* **INFORMATION PROVIDED**:
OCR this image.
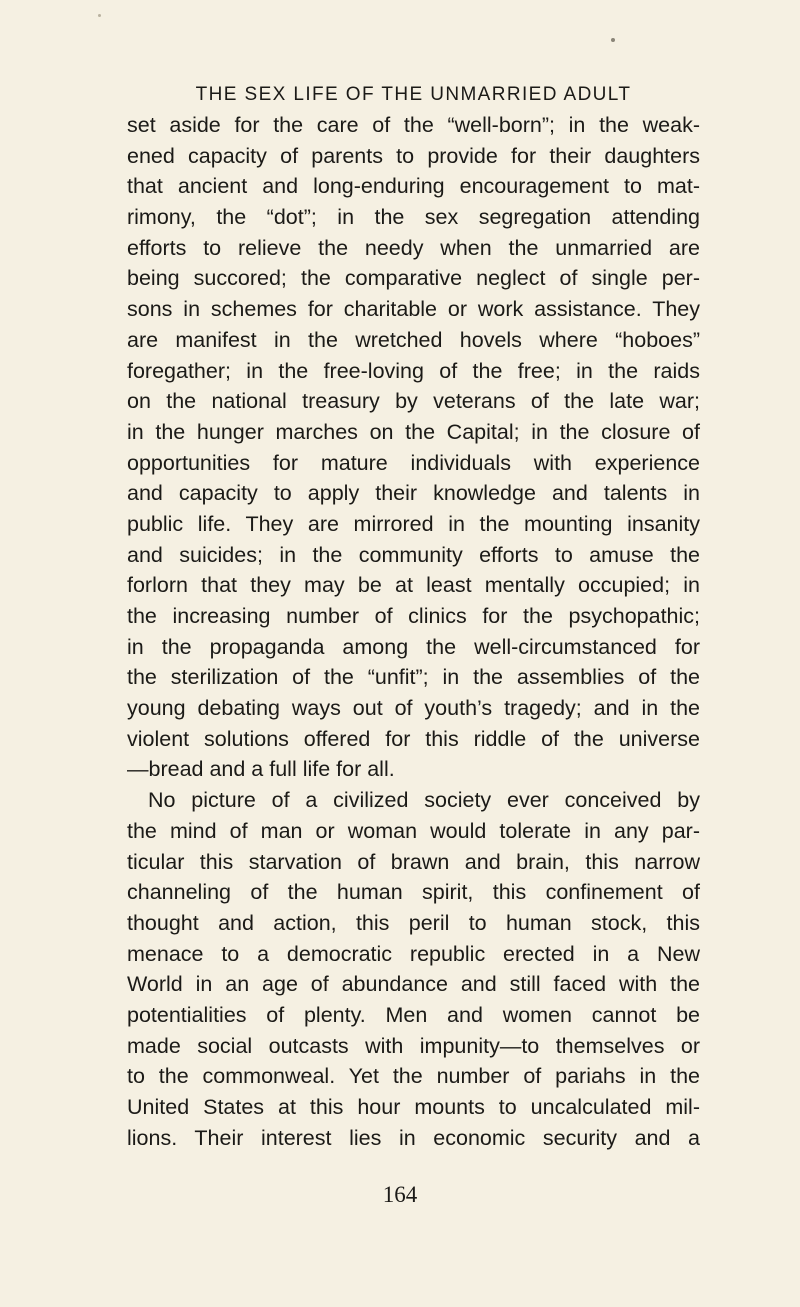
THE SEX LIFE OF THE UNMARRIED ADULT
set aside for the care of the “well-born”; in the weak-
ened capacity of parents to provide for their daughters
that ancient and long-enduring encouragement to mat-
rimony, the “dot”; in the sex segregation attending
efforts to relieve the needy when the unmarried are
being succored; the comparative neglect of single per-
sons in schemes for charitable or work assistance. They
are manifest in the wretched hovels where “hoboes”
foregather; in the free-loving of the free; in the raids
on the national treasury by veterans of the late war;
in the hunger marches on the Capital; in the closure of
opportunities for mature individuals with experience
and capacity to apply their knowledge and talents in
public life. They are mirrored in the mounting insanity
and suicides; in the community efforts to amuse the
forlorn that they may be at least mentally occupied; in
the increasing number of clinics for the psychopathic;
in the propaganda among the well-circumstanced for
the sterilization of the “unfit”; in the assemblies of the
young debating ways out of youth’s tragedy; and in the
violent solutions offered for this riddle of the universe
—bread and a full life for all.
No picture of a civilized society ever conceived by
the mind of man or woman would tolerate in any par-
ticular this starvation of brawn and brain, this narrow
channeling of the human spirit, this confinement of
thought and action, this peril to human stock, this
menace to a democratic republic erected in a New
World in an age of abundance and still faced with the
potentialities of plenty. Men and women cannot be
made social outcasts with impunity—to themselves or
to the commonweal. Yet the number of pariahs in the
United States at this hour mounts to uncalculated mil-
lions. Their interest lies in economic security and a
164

* **EXERCISE REQUIREMENTS**:
Look through the material and say how many lines hold "with". Give the number only.

* **WORKED SOLUTION**:
3